What to work on:
Rewrite the records so that every "annotation-arrow-head" becomes "annotation-arrowhead", leaving everything else unchanged.

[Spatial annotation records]
++++++++

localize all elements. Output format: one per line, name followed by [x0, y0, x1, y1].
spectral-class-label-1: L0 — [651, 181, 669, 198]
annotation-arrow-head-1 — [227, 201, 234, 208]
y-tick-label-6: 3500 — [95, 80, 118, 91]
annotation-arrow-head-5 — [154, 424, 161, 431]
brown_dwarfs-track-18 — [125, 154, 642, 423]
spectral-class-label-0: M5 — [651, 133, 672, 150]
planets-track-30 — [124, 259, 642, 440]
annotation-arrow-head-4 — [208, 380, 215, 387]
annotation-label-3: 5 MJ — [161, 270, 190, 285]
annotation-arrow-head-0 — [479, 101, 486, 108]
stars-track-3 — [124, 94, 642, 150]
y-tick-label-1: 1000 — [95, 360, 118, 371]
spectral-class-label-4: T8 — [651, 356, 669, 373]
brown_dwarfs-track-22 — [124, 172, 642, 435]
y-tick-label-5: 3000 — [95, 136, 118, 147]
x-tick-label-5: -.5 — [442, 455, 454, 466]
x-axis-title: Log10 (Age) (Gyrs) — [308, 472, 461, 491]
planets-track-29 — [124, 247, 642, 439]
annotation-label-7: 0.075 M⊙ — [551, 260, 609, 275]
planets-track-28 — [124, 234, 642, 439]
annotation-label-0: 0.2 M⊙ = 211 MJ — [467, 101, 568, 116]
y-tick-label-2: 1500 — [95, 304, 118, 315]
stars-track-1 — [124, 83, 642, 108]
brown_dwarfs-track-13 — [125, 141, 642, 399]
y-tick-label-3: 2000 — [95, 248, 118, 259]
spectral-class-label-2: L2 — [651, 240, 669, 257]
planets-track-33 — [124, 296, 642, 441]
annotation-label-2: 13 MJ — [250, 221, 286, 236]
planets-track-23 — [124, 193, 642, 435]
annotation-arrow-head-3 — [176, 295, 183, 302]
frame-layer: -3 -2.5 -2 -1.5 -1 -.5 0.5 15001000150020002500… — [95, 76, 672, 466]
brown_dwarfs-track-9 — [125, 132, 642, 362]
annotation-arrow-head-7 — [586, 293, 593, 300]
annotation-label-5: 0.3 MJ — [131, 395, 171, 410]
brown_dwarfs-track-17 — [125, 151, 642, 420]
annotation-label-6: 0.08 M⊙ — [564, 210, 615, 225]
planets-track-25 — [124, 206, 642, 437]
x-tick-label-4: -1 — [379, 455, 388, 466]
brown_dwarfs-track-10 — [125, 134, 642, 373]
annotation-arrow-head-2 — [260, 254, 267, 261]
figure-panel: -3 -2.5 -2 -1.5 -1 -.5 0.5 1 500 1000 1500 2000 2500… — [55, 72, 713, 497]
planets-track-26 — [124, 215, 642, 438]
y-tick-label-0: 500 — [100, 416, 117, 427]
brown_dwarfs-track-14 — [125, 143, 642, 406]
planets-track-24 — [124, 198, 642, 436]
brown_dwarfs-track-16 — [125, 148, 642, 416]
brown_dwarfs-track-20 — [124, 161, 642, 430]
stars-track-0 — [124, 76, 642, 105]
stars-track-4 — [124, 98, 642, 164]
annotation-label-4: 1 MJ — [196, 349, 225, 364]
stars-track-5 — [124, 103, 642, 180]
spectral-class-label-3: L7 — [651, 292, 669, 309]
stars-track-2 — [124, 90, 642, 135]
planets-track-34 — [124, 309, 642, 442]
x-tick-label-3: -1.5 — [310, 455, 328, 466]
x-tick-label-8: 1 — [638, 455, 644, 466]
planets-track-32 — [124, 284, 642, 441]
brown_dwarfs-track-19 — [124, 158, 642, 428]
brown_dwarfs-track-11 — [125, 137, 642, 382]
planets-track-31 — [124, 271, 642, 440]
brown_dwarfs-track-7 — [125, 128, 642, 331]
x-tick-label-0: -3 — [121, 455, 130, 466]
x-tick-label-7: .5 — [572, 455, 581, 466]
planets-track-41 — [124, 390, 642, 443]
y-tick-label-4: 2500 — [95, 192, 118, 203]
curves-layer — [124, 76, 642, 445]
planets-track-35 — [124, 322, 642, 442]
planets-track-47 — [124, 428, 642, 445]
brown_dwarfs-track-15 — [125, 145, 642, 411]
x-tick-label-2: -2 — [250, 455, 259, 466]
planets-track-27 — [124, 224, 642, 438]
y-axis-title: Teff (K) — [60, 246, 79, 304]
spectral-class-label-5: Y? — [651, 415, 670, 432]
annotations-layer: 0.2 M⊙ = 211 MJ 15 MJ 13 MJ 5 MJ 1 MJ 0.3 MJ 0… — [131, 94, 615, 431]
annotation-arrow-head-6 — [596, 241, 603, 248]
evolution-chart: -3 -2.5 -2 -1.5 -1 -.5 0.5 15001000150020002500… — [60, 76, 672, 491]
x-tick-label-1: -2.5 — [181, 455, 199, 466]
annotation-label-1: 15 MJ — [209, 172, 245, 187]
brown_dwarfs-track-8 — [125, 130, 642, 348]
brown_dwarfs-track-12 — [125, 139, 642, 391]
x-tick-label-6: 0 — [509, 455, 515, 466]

++++++++

Finished exercise:
localize all elements. Output format: one per line, name followed by [x0, y0, x1, y1].
spectral-class-label-1: L0 — [651, 181, 669, 198]
annotation-arrowhead-1 — [227, 201, 234, 208]
y-tick-label-6: 3500 — [95, 80, 118, 91]
annotation-arrowhead-5 — [154, 424, 161, 431]
brown_dwarfs-track-18 — [125, 154, 642, 423]
spectral-class-label-0: M5 — [651, 133, 672, 150]
planets-track-30 — [124, 259, 642, 440]
annotation-arrowhead-4 — [208, 380, 215, 387]
annotation-label-3: 5 MJ — [161, 270, 190, 285]
annotation-arrowhead-0 — [479, 101, 486, 108]
stars-track-3 — [124, 94, 642, 150]
y-tick-label-1: 1000 — [95, 360, 118, 371]
spectral-class-label-4: T8 — [651, 356, 669, 373]
brown_dwarfs-track-22 — [124, 172, 642, 435]
y-tick-label-5: 3000 — [95, 136, 118, 147]
x-tick-label-5: -.5 — [442, 455, 454, 466]
x-axis-title: Log10 (Age) (Gyrs) — [308, 472, 461, 491]
planets-track-29 — [124, 247, 642, 439]
annotation-label-7: 0.075 M⊙ — [551, 260, 609, 275]
planets-track-28 — [124, 234, 642, 439]
annotation-label-0: 0.2 M⊙ = 211 MJ — [467, 101, 568, 116]
y-tick-label-2: 1500 — [95, 304, 118, 315]
stars-track-1 — [124, 83, 642, 108]
brown_dwarfs-track-13 — [125, 141, 642, 399]
y-tick-label-3: 2000 — [95, 248, 118, 259]
spectral-class-label-2: L2 — [651, 240, 669, 257]
planets-track-33 — [124, 296, 642, 441]
annotation-label-2: 13 MJ — [250, 221, 286, 236]
planets-track-23 — [124, 193, 642, 435]
annotation-arrowhead-3 — [176, 295, 183, 302]
frame-layer: -3 -2.5 -2 -1.5 -1 -.5 0.5 15001000150020002500… — [95, 76, 672, 466]
brown_dwarfs-track-9 — [125, 132, 642, 362]
annotation-arrowhead-7 — [586, 293, 593, 300]
annotation-label-5: 0.3 MJ — [131, 395, 171, 410]
brown_dwarfs-track-17 — [125, 151, 642, 420]
annotation-label-6: 0.08 M⊙ — [564, 210, 615, 225]
planets-track-25 — [124, 206, 642, 437]
x-tick-label-4: -1 — [379, 455, 388, 466]
brown_dwarfs-track-10 — [125, 134, 642, 373]
annotation-arrowhead-2 — [260, 254, 267, 261]
figure-panel: -3 -2.5 -2 -1.5 -1 -.5 0.5 1 500 1000 1500 2000 2500… — [55, 72, 713, 497]
planets-track-26 — [124, 215, 642, 438]
y-tick-label-0: 500 — [100, 416, 117, 427]
brown_dwarfs-track-14 — [125, 143, 642, 406]
planets-track-24 — [124, 198, 642, 436]
brown_dwarfs-track-16 — [125, 148, 642, 416]
brown_dwarfs-track-20 — [124, 161, 642, 430]
stars-track-0 — [124, 76, 642, 105]
stars-track-4 — [124, 98, 642, 164]
annotation-label-4: 1 MJ — [196, 349, 225, 364]
stars-track-5 — [124, 103, 642, 180]
spectral-class-label-3: L7 — [651, 292, 669, 309]
stars-track-2 — [124, 90, 642, 135]
planets-track-34 — [124, 309, 642, 442]
x-tick-label-3: -1.5 — [310, 455, 328, 466]
x-tick-label-8: 1 — [638, 455, 644, 466]
planets-track-32 — [124, 284, 642, 441]
brown_dwarfs-track-19 — [124, 158, 642, 428]
brown_dwarfs-track-11 — [125, 137, 642, 382]
planets-track-31 — [124, 271, 642, 440]
brown_dwarfs-track-7 — [125, 128, 642, 331]
x-tick-label-0: -3 — [121, 455, 130, 466]
x-tick-label-7: .5 — [572, 455, 581, 466]
planets-track-41 — [124, 390, 642, 443]
y-tick-label-4: 2500 — [95, 192, 118, 203]
curves-layer — [124, 76, 642, 445]
planets-track-35 — [124, 322, 642, 442]
planets-track-47 — [124, 428, 642, 445]
brown_dwarfs-track-15 — [125, 145, 642, 411]
x-tick-label-2: -2 — [250, 455, 259, 466]
planets-track-27 — [124, 224, 642, 438]
y-axis-title: Teff (K) — [60, 246, 79, 304]
spectral-class-label-5: Y? — [651, 415, 670, 432]
annotations-layer: 0.2 M⊙ = 211 MJ 15 MJ 13 MJ 5 MJ 1 MJ 0.3 MJ 0… — [131, 94, 615, 431]
annotation-arrowhead-6 — [596, 241, 603, 248]
evolution-chart: -3 -2.5 -2 -1.5 -1 -.5 0.5 15001000150020002500… — [60, 76, 672, 491]
x-tick-label-1: -2.5 — [181, 455, 199, 466]
annotation-label-1: 15 MJ — [209, 172, 245, 187]
brown_dwarfs-track-8 — [125, 130, 642, 348]
brown_dwarfs-track-12 — [125, 139, 642, 391]
x-tick-label-6: 0 — [509, 455, 515, 466]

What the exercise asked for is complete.